» **Given data**:
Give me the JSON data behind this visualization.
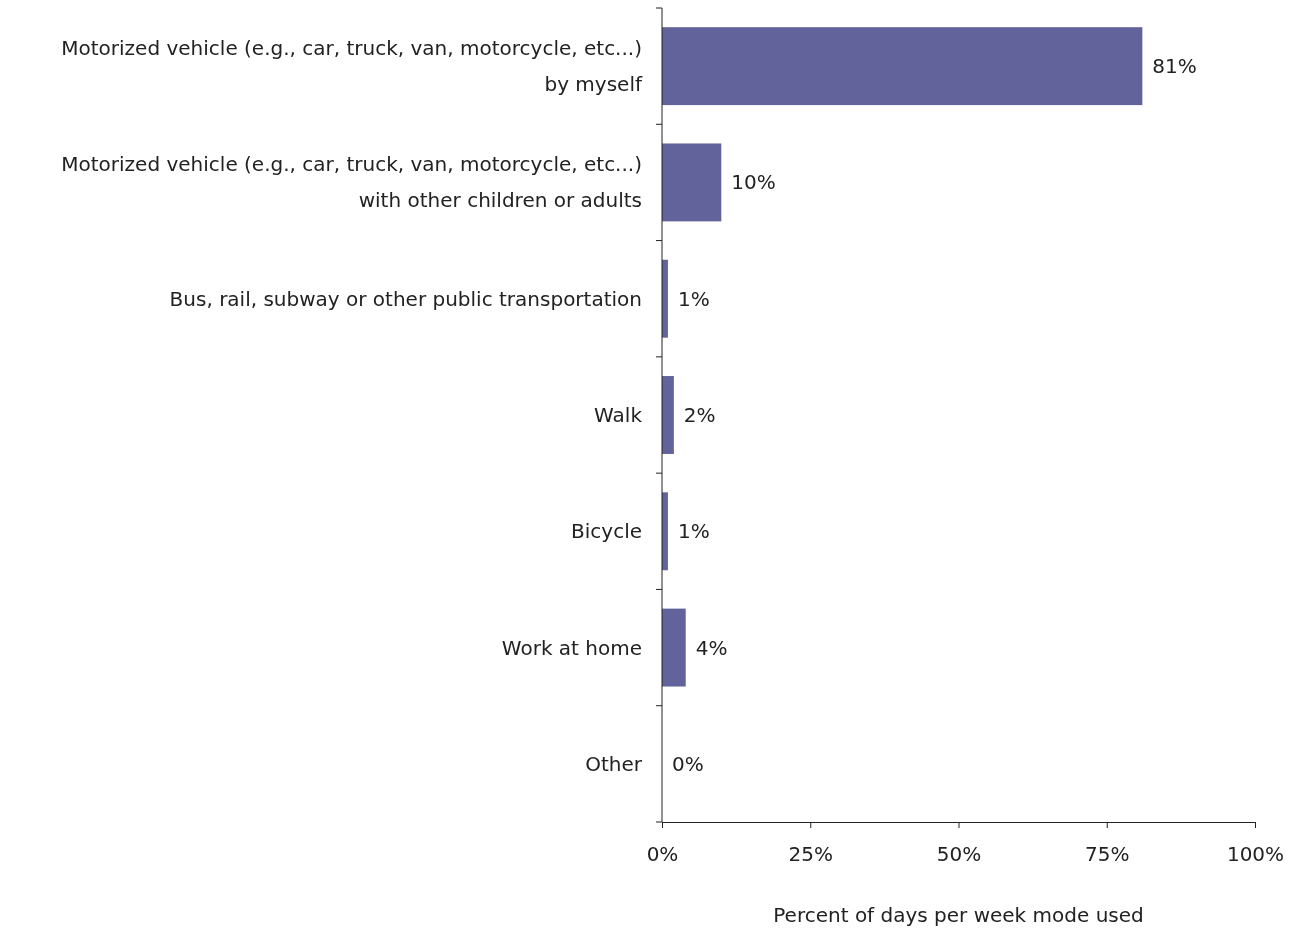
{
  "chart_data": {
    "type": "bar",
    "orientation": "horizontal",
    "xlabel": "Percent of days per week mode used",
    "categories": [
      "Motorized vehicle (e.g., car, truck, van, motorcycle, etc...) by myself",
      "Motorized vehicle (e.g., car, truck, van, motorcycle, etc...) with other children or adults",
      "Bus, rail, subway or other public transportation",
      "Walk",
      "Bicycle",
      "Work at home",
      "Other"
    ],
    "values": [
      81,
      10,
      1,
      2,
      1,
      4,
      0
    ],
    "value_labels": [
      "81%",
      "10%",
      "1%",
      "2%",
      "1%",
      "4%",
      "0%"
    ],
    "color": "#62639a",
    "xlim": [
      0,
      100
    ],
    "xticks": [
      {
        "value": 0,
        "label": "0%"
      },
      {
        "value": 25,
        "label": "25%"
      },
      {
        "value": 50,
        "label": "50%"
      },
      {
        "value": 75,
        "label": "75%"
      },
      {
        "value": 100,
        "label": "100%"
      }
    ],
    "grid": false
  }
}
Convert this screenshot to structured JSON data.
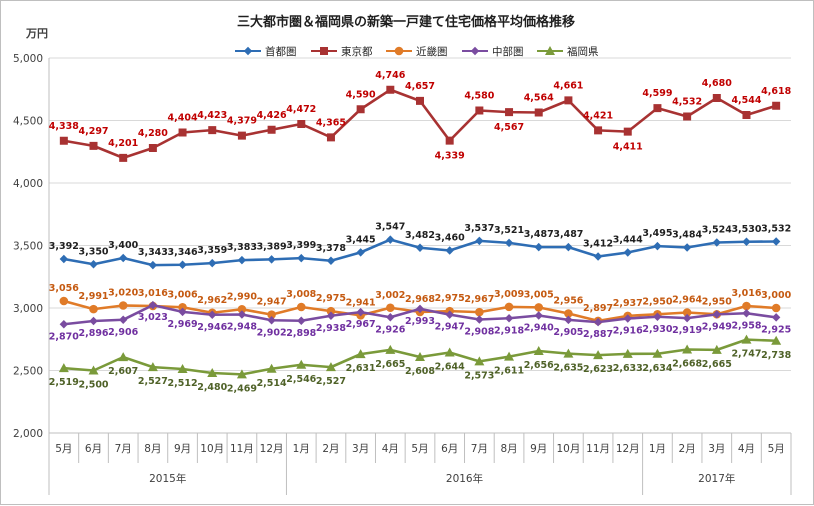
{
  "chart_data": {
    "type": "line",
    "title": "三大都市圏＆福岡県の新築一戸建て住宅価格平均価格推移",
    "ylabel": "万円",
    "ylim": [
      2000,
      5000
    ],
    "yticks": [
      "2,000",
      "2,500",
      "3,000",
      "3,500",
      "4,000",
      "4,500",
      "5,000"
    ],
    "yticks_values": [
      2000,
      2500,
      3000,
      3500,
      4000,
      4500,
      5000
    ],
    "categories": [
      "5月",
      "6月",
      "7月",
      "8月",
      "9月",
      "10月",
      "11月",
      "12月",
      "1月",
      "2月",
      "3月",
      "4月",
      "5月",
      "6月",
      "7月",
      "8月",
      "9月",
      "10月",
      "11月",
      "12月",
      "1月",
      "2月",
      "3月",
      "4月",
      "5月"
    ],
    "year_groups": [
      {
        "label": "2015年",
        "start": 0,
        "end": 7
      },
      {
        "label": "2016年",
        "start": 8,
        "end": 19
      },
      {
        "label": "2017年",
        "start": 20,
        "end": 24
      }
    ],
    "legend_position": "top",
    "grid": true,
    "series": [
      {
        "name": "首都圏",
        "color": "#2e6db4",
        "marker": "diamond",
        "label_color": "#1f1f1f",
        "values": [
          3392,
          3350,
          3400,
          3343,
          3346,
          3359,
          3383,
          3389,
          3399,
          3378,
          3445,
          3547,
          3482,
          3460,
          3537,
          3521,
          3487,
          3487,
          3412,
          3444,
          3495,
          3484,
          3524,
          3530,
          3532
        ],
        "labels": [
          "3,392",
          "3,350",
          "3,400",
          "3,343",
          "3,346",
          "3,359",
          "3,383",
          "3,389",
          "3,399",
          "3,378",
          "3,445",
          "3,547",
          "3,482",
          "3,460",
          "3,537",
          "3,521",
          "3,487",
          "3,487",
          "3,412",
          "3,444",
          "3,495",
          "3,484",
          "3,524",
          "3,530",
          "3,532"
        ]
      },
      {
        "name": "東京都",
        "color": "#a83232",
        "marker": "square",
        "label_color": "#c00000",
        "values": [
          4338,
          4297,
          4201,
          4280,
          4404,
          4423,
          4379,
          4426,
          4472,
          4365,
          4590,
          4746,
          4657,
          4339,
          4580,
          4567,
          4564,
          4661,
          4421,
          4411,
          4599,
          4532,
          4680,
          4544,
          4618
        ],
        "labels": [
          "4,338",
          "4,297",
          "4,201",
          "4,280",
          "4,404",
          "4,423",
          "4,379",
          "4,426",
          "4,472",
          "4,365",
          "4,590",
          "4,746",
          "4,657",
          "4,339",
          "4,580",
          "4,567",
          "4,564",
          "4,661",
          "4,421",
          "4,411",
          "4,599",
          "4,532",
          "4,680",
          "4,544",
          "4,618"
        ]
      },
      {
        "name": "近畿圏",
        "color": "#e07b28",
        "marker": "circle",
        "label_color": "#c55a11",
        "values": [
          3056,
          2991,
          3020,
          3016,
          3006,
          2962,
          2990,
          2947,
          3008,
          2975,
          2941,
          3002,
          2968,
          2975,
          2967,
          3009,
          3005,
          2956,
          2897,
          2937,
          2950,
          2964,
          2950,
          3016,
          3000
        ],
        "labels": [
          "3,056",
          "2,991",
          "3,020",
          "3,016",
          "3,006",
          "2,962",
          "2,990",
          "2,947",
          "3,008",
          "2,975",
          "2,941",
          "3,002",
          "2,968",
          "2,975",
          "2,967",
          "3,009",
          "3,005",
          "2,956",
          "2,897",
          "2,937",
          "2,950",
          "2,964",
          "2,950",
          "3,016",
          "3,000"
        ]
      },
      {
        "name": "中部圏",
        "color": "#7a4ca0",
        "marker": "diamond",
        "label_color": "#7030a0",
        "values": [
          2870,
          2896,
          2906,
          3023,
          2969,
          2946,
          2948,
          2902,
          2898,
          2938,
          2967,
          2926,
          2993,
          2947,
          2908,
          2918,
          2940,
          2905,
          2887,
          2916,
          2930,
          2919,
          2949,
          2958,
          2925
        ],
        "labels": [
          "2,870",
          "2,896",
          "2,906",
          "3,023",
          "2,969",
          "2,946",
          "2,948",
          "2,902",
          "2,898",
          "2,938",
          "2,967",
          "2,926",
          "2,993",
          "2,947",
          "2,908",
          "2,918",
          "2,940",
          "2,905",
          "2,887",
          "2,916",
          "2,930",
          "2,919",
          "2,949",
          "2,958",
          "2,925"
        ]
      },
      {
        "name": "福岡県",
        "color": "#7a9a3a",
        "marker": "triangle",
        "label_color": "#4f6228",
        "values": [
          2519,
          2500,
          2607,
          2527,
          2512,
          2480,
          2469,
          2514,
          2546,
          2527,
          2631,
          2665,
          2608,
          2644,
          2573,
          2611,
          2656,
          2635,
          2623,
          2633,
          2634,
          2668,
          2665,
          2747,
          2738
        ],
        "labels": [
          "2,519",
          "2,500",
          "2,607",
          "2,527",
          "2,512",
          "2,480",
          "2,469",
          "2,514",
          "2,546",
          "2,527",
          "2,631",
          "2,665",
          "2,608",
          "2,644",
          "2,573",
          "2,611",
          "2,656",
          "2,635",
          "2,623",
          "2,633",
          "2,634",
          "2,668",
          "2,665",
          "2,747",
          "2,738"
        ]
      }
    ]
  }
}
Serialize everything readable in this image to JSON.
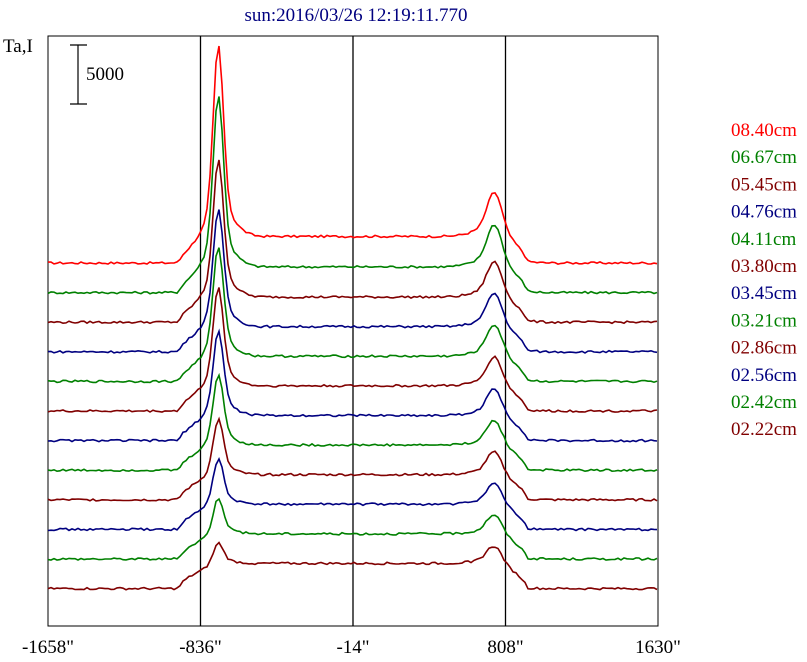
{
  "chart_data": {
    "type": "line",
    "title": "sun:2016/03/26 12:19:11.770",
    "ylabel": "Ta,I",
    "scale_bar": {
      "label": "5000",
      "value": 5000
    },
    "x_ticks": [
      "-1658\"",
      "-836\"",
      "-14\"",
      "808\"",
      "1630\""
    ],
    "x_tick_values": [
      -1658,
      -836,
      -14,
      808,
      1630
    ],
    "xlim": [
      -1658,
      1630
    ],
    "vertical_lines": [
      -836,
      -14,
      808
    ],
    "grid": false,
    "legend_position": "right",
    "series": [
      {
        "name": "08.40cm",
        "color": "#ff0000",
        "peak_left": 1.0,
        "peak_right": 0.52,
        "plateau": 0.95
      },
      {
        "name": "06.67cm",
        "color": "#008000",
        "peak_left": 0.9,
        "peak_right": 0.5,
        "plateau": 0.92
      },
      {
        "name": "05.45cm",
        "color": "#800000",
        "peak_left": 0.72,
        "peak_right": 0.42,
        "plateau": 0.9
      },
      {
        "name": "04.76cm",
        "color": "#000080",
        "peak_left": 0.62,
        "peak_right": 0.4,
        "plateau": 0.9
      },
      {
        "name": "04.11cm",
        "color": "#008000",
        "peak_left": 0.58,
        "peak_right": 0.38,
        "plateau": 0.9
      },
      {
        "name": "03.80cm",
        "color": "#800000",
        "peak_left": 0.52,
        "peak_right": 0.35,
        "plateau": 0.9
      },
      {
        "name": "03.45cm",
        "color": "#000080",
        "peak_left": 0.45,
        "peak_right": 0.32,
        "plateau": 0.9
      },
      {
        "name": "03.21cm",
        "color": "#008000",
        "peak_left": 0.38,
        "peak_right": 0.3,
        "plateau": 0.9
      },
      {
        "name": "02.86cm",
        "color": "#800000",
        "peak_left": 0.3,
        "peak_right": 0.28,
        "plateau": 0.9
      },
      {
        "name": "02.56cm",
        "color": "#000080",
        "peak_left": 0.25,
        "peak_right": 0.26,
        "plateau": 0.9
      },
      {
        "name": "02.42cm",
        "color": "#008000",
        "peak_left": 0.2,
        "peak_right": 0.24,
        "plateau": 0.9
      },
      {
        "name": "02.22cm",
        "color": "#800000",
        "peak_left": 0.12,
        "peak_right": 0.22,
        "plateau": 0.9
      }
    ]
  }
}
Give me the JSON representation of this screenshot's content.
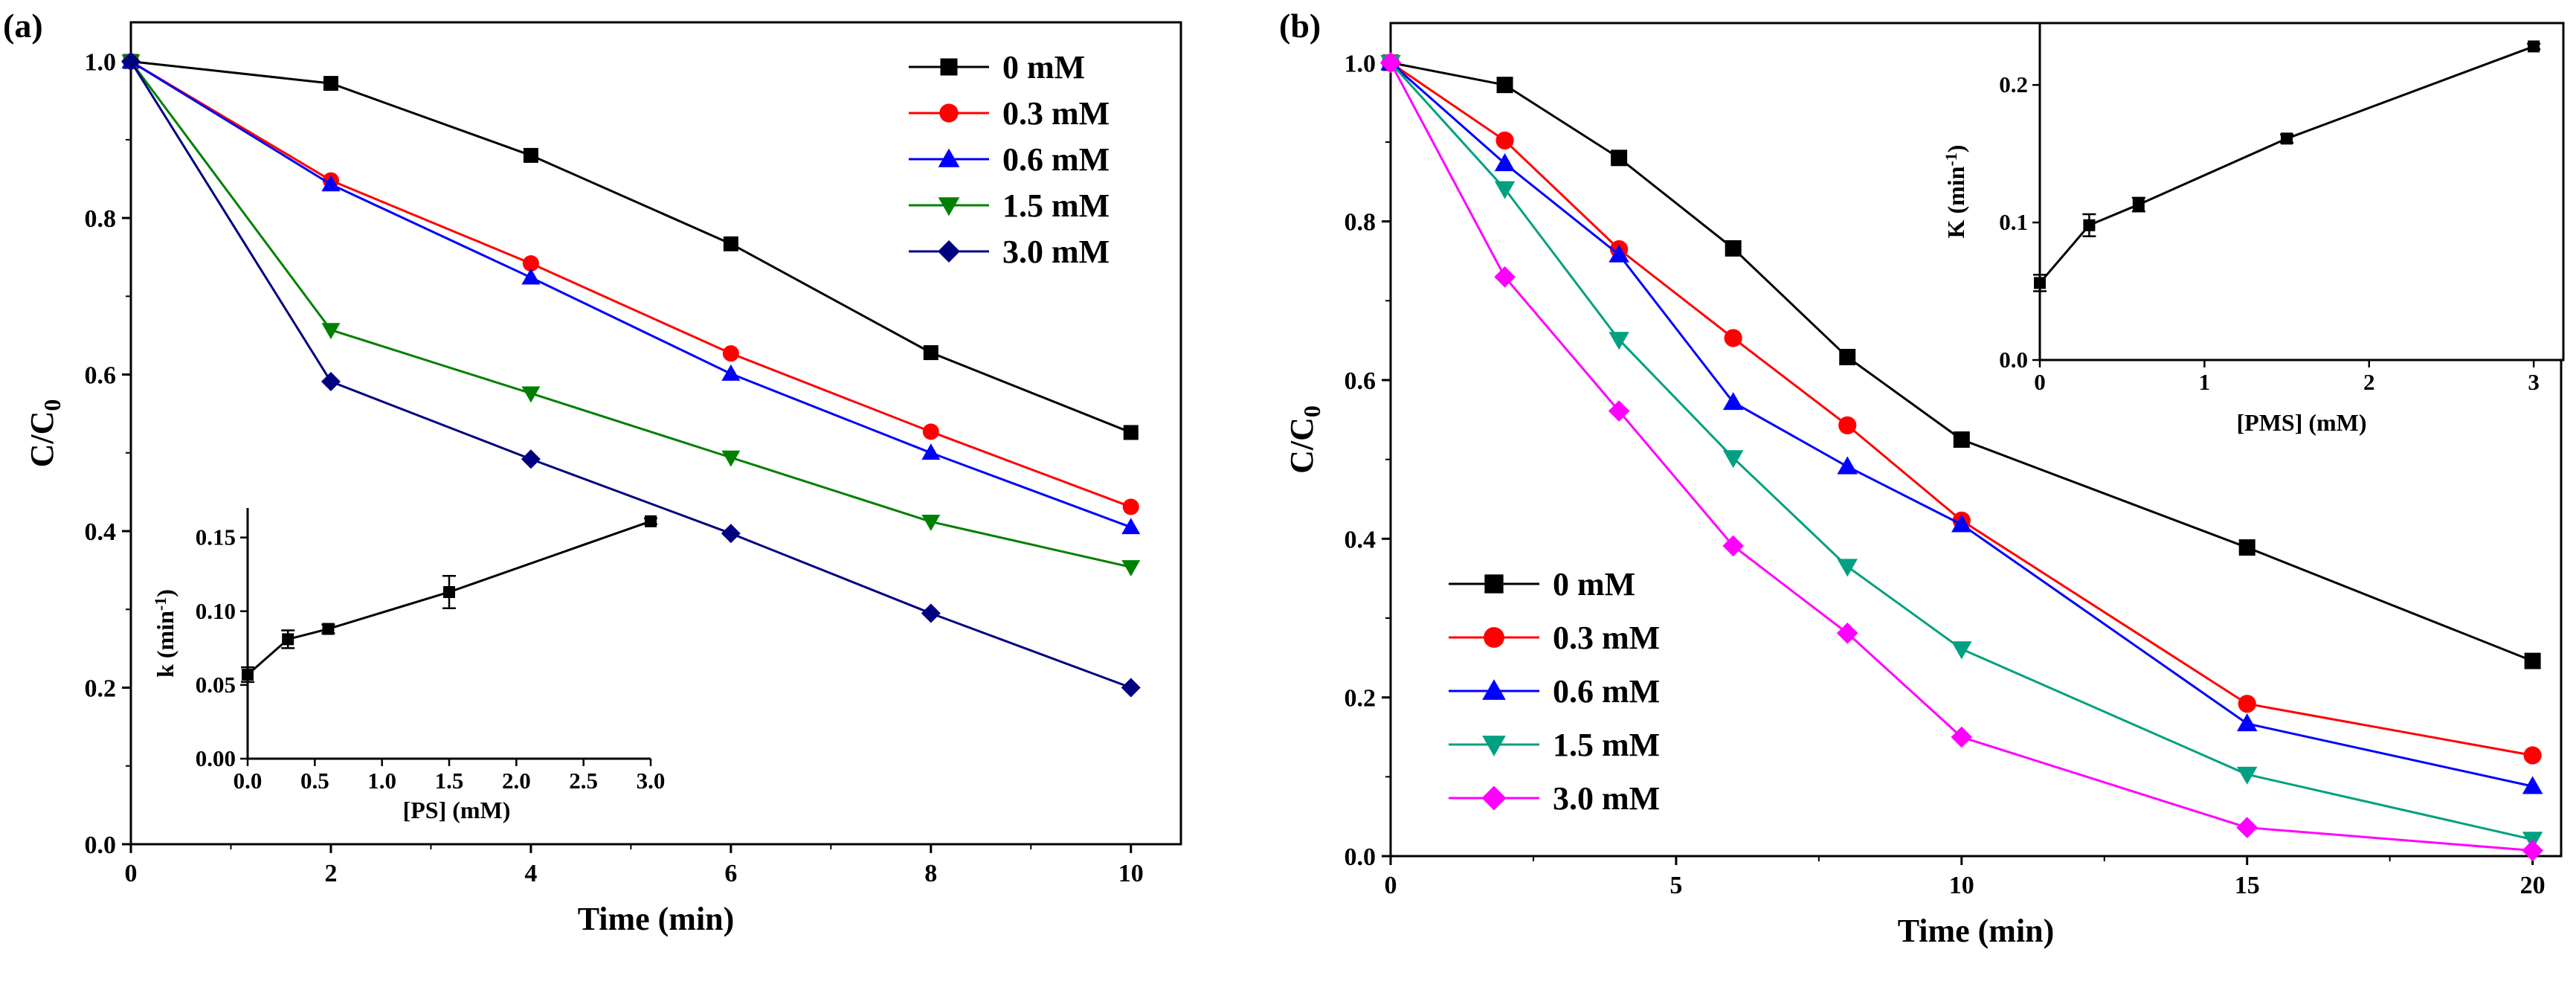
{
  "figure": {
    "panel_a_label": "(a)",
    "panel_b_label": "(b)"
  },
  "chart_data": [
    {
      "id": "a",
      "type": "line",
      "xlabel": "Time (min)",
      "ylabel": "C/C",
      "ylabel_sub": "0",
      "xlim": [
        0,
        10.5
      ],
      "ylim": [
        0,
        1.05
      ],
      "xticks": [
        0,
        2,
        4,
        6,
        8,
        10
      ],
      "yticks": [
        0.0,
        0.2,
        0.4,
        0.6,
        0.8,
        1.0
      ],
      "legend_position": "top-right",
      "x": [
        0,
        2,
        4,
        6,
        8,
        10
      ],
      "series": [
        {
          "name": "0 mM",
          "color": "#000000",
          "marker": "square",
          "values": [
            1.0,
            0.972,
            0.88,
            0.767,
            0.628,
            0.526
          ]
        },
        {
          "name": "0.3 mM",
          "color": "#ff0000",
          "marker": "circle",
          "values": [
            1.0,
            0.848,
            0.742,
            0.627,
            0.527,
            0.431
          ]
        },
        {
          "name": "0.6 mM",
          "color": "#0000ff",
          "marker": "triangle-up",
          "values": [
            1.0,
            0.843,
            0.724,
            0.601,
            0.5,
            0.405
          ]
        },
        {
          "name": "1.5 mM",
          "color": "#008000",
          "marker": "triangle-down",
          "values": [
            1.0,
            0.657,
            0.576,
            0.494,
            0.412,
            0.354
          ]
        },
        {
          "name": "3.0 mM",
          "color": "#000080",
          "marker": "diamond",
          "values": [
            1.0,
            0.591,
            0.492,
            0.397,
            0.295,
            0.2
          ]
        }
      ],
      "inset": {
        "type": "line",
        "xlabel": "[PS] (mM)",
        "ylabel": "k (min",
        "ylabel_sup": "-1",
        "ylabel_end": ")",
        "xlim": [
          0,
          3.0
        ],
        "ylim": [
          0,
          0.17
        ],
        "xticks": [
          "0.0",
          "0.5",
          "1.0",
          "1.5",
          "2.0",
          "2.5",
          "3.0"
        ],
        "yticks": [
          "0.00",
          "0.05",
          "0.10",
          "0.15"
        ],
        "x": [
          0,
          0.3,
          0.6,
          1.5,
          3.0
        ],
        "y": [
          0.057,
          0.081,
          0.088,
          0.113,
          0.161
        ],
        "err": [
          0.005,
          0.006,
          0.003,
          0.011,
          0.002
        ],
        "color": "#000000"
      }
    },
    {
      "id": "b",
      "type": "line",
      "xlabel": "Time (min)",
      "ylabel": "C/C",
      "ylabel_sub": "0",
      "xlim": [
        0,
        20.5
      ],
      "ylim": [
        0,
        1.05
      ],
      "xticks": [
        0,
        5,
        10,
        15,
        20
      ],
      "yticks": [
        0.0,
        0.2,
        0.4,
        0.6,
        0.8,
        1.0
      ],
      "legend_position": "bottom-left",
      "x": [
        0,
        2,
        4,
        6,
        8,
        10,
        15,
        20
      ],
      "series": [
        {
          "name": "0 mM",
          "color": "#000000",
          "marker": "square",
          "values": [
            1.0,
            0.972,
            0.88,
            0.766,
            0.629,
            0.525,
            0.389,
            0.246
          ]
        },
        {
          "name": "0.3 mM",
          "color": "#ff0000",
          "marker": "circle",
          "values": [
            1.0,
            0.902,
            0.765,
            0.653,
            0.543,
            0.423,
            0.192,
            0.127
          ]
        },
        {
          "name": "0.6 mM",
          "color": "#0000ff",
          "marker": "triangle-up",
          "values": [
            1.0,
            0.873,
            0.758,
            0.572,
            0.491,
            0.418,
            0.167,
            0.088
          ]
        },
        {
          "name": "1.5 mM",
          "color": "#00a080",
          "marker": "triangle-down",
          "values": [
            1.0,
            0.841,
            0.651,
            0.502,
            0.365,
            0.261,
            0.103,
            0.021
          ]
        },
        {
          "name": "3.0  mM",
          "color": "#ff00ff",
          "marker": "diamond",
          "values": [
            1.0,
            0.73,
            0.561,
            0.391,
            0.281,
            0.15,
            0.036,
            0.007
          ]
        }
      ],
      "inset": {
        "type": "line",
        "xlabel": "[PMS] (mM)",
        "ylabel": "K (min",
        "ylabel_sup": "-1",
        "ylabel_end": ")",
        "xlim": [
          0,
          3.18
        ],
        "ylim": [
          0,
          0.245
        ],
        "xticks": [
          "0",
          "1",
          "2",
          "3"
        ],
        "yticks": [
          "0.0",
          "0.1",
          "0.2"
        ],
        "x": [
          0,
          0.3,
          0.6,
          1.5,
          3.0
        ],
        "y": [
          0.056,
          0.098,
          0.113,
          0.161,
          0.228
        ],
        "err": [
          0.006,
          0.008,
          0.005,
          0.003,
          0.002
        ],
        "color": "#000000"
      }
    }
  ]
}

» **Directions**: Tell how many lines in the material contain the word "this". Only the number is wanted.

» **The answer**: 4